* [Stated goal]:
Transcribe each line exactly.

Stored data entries
━━━━━━━━━━━━━━━━━━━━━━━━━━━━━━

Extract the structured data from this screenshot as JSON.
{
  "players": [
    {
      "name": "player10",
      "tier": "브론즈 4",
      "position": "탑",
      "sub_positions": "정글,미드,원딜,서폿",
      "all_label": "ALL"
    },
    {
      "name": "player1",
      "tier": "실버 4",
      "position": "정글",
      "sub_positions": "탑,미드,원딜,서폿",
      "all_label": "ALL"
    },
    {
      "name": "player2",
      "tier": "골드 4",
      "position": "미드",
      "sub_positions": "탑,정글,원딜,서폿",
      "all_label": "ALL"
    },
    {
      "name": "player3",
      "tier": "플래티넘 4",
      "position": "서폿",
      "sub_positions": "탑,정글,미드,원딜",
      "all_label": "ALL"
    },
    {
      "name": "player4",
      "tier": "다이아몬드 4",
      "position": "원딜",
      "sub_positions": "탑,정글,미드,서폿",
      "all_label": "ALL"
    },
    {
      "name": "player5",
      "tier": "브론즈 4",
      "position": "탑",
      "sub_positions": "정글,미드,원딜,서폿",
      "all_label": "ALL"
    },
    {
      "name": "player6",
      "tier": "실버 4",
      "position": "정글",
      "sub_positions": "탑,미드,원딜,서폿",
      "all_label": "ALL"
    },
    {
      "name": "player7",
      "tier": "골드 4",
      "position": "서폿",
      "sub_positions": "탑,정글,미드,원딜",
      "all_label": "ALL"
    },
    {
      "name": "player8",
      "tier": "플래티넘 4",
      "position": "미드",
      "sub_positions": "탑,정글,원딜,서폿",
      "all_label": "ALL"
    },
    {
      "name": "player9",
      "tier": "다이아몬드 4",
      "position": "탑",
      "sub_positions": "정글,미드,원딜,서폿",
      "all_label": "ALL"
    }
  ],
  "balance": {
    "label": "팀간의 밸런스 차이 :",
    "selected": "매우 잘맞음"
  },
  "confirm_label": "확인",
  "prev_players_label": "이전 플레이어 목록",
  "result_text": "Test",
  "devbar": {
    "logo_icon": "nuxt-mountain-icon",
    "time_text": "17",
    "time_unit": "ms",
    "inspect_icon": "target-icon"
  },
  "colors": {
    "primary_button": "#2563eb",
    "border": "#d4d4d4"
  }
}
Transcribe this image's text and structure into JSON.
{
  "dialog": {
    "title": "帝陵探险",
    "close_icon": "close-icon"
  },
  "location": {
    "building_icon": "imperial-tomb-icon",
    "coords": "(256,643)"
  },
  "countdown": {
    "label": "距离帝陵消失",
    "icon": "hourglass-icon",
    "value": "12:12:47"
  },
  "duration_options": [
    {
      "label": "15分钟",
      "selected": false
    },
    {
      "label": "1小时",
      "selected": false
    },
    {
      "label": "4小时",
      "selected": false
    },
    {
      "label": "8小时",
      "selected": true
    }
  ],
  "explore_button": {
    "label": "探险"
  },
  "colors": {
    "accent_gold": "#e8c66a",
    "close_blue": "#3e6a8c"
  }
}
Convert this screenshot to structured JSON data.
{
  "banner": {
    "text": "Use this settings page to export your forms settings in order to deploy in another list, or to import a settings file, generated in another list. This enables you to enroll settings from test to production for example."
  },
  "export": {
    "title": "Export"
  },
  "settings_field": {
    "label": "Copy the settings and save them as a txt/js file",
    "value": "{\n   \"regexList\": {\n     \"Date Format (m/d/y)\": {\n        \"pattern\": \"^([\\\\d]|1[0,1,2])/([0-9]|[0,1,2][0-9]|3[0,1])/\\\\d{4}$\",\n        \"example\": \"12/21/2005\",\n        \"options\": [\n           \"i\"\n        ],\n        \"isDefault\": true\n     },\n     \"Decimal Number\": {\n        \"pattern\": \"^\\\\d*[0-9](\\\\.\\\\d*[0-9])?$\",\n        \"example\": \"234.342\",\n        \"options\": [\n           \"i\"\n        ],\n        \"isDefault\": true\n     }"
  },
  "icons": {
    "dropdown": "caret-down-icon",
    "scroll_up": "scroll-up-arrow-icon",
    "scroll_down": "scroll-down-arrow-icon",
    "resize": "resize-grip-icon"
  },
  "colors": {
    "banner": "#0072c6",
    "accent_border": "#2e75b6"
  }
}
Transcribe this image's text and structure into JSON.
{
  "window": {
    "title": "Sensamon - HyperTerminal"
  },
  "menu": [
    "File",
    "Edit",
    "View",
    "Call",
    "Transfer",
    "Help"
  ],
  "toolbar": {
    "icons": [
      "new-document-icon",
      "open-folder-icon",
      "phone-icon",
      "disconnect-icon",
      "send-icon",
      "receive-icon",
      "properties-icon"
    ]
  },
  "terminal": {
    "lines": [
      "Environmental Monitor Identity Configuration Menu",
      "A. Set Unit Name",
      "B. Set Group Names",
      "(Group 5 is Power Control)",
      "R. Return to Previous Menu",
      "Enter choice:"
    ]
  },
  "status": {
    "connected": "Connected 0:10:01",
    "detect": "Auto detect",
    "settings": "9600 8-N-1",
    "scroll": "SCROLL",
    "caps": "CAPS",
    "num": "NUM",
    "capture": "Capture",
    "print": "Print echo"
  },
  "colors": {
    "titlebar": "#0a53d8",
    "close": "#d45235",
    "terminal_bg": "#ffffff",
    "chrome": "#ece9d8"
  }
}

━━━━━━━━━━━━━━━━━━━━━━━━━━━━━━

* [Exercise solution]:
Extract the structured data from this screenshot as JSON.
{
  "players": [
    {
      "name": "player10",
      "tier": "브론즈 4",
      "position": "탑",
      "sub_positions": "정글,미드,원딜,서폿",
      "all_label": "ALL"
    },
    {
      "name": "player1",
      "tier": "실버 4",
      "position": "정글",
      "sub_positions": "탑,미드,원딜,서폿",
      "all_label": "ALL"
    },
    {
      "name": "player2",
      "tier": "골드 4",
      "position": "미드",
      "sub_positions": "탑,정글,원딜,서폿",
      "all_label": "ALL"
    },
    {
      "name": "player3",
      "tier": "플래티넘 4",
      "position": "서폿",
      "sub_positions": "탑,정글,미드,원딜",
      "all_label": "ALL"
    },
    {
      "name": "player4",
      "tier": "다이아몬드 4",
      "position": "원딜",
      "sub_positions": "탑,정글,미드,서폿",
      "all_label": "ALL"
    },
    {
      "name": "player5",
      "tier": "브론즈 4",
      "position": "탑",
      "sub_positions": "정글,미드,원딜,서폿",
      "all_label": "ALL"
    },
    {
      "name": "player6",
      "tier": "실버 4",
      "position": "정글",
      "sub_positions": "탑,미드,원딜,서폿",
      "all_label": "ALL"
    },
    {
      "name": "player7",
      "tier": "골드 4",
      "position": "서폿",
      "sub_positions": "탑,정글,미드,원딜",
      "all_label": "ALL"
    },
    {
      "name": "player8",
      "tier": "플래티넘 4",
      "position": "미드",
      "sub_positions": "탑,정글,원딜,서폿",
      "all_label": "ALL"
    },
    {
      "name": "player9",
      "tier": "다이아몬드 4",
      "position": "탑",
      "sub_positions": "정글,미드,원딜,서폿",
      "all_label": "ALL"
    }
  ],
  "balance": {
    "label": "팀간의 밸런스 차이 :",
    "selected": "매우 잘맞음"
  },
  "confirm_label": "확인",
  "prev_players_label": "이전 플레이어 목록",
  "result_text": "Test",
  "devbar": {
    "logo_icon": "nuxt-mountain-icon",
    "time_text": "17",
    "time_unit": "ms",
    "inspect_icon": "target-icon"
  },
  "colors": {
    "primary_button": "#2563eb",
    "border": "#d4d4d4"
  }
}
Transcribe this image's text and structure into JSON.
{
  "dialog": {
    "title": "帝陵探险",
    "close_icon": "close-icon"
  },
  "location": {
    "building_icon": "imperial-tomb-icon",
    "coords": "(256,643)"
  },
  "countdown": {
    "label": "距离帝陵消失",
    "icon": "hourglass-icon",
    "value": "12:12:47"
  },
  "duration_options": [
    {
      "label": "15分钟",
      "selected": false
    },
    {
      "label": "1小时",
      "selected": false
    },
    {
      "label": "4小时",
      "selected": false
    },
    {
      "label": "8小时",
      "selected": true
    }
  ],
  "explore_button": {
    "label": "探险"
  },
  "colors": {
    "accent_gold": "#e8c66a",
    "close_blue": "#3e6a8c"
  }
}
Convert this screenshot to structured JSON data.
{
  "banner": {
    "text": "Use this settings page to export your forms settings in order to deploy in another list, or to import a settings file, generated in another list. This enables you to enroll settings from test to production for example."
  },
  "export": {
    "title": "Export"
  },
  "settings_field": {
    "label": "Copy the settings and save them as a txt/js file",
    "value": "{\n   \"regexList\": {\n     \"Date Format (m/d/y)\": {\n        \"pattern\": \"^([\\\\d]|1[0,1,2])/([0-9]|[0,1,2][0-9]|3[0,1])/\\\\d{4}$\",\n        \"example\": \"12/21/2005\",\n        \"options\": [\n           \"i\"\n        ],\n        \"isDefault\": true\n     },\n     \"Decimal Number\": {\n        \"pattern\": \"^\\\\d*[0-9](\\\\.\\\\d*[0-9])?$\",\n        \"example\": \"234.342\",\n        \"options\": [\n           \"i\"\n        ],\n        \"isDefault\": true\n     }"
  },
  "icons": {
    "dropdown": "caret-down-icon",
    "scroll_up": "scroll-up-arrow-icon",
    "scroll_down": "scroll-down-arrow-icon",
    "resize": "resize-grip-icon"
  },
  "colors": {
    "banner": "#0072c6",
    "accent_border": "#2e75b6"
  }
}
Transcribe this image's text and structure into JSON.
{
  "window": {
    "title": "Sensamon - HyperTerminal"
  },
  "menu": [
    "File",
    "Edit",
    "View",
    "Call",
    "Transfer",
    "Help"
  ],
  "toolbar": {
    "icons": [
      "new-document-icon",
      "open-folder-icon",
      "phone-icon",
      "disconnect-icon",
      "send-icon",
      "receive-icon",
      "properties-icon"
    ]
  },
  "terminal": {
    "lines": [
      "Environmental Monitor Identity Configuration Menu",
      "A. Set Unit Name",
      "B. Set Group Names",
      "(Group 5 is Power Control)",
      "R. Return to Previous Menu",
      "Enter choice:"
    ]
  },
  "status": {
    "connected": "Connected 0:10:01",
    "detect": "Auto detect",
    "settings": "9600 8-N-1",
    "scroll": "SCROLL",
    "caps": "CAPS",
    "num": "NUM",
    "capture": "Capture",
    "print": "Print echo"
  },
  "colors": {
    "titlebar": "#0a53d8",
    "close": "#d45235",
    "terminal_bg": "#ffffff",
    "chrome": "#ece9d8"
  }
}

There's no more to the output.